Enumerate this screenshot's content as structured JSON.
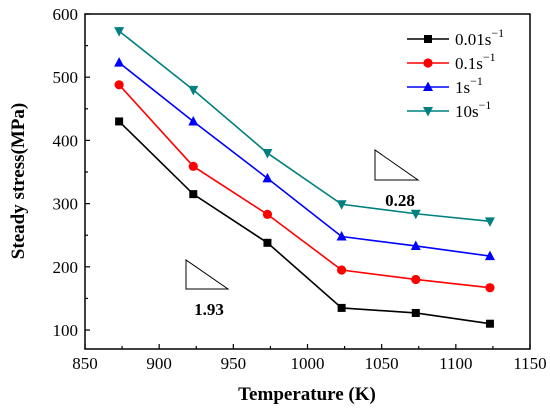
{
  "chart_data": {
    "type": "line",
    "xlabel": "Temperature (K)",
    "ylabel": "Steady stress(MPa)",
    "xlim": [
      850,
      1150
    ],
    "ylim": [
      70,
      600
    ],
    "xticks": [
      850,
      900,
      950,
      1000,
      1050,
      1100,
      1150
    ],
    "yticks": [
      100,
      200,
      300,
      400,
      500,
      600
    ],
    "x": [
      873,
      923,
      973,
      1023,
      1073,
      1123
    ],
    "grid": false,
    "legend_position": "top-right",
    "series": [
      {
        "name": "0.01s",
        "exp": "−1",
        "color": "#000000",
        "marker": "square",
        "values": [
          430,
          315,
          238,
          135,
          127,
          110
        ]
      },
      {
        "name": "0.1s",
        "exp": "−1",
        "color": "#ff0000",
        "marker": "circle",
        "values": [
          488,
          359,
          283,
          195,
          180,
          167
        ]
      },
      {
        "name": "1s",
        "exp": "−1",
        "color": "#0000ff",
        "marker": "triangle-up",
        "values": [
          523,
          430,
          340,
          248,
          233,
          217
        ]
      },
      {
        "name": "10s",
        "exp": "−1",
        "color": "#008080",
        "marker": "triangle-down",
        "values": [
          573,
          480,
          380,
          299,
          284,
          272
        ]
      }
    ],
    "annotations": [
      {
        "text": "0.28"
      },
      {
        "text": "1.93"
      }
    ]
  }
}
──────
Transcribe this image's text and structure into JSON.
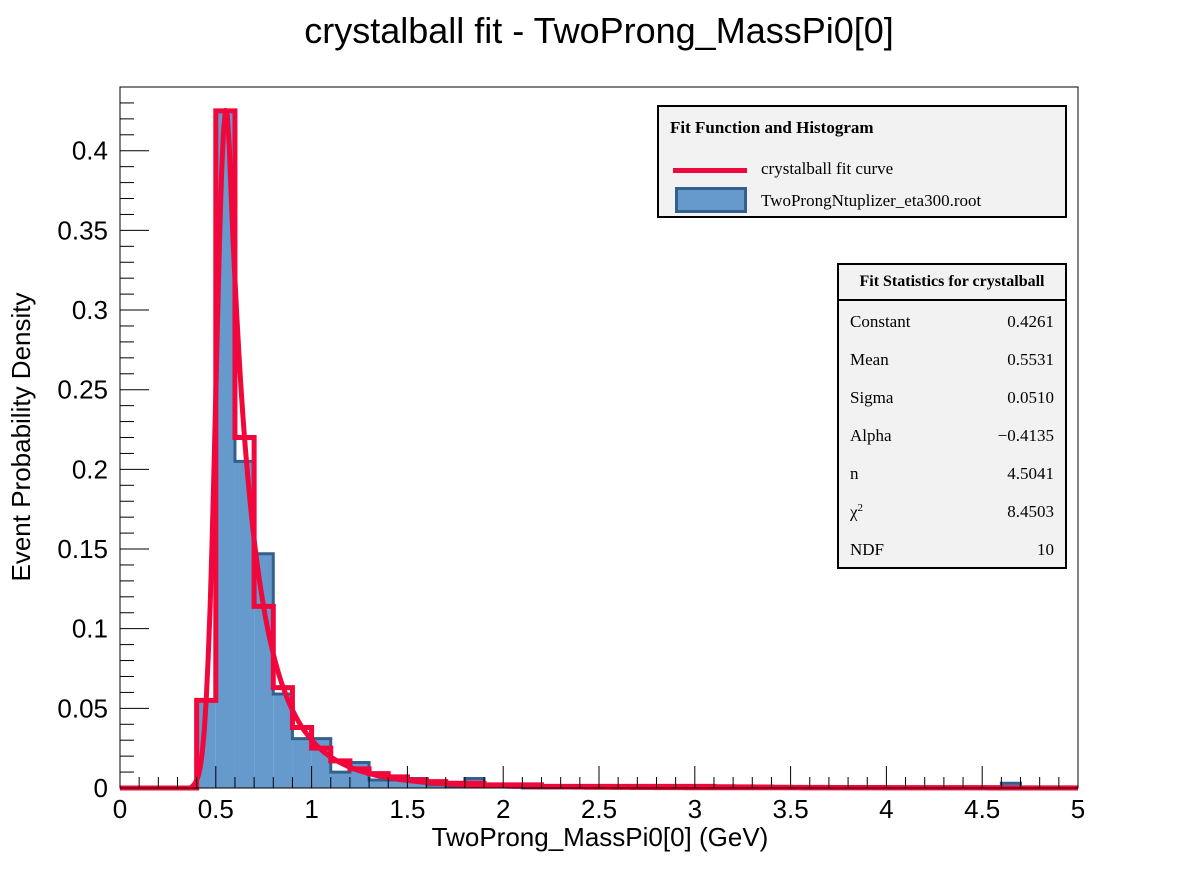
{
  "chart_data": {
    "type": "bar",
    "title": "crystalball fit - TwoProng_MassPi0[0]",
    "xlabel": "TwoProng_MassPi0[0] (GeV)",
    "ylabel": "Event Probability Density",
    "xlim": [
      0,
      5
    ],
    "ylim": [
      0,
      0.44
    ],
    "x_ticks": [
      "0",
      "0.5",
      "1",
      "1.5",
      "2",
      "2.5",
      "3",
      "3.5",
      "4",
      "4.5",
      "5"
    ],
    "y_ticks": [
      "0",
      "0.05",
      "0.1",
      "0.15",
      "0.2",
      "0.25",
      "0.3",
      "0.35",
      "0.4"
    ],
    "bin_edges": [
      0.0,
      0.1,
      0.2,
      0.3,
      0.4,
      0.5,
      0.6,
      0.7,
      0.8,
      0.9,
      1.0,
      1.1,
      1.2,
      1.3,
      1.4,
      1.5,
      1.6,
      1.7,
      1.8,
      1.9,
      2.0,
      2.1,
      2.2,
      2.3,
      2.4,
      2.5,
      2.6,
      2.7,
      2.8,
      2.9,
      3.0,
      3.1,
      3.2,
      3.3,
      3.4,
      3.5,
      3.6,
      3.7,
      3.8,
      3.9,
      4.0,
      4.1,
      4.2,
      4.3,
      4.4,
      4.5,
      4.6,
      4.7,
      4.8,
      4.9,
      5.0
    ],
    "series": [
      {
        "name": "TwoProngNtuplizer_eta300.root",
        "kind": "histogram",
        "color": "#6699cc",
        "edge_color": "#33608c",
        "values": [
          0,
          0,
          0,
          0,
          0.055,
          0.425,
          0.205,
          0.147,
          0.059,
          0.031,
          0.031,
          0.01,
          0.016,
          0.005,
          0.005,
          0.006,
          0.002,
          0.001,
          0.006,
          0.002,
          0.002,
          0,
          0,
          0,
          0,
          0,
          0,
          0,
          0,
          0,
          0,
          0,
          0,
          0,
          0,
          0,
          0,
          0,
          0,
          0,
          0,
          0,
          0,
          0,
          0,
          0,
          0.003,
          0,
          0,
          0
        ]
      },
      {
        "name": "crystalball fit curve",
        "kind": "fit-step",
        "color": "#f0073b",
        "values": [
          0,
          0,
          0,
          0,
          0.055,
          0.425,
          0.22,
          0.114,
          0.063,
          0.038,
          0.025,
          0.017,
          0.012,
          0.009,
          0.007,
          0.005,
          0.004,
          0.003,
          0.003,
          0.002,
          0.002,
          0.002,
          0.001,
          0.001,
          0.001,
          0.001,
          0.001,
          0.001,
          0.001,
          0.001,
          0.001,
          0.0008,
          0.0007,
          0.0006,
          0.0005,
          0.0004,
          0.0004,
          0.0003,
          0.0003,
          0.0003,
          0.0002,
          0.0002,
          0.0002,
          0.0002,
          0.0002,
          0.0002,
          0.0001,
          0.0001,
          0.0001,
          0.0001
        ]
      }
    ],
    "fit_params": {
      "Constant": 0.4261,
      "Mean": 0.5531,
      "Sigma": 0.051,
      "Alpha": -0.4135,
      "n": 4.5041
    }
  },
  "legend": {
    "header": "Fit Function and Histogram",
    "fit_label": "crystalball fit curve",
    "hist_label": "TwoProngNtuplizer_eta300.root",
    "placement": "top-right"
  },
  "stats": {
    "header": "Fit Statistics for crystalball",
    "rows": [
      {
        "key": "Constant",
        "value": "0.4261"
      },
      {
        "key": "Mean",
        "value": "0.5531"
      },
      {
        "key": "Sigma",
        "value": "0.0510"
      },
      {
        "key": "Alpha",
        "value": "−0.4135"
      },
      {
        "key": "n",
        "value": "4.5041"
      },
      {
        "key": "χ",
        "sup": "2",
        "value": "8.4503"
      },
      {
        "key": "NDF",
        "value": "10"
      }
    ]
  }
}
──────
Required task:
Pull out each line containing the word "marker" and copy it.

Solution to the exercise:
        "marker": "square",
        "marker": "circle",
        "marker": "triangle-up",
        "marker": "triangle-down",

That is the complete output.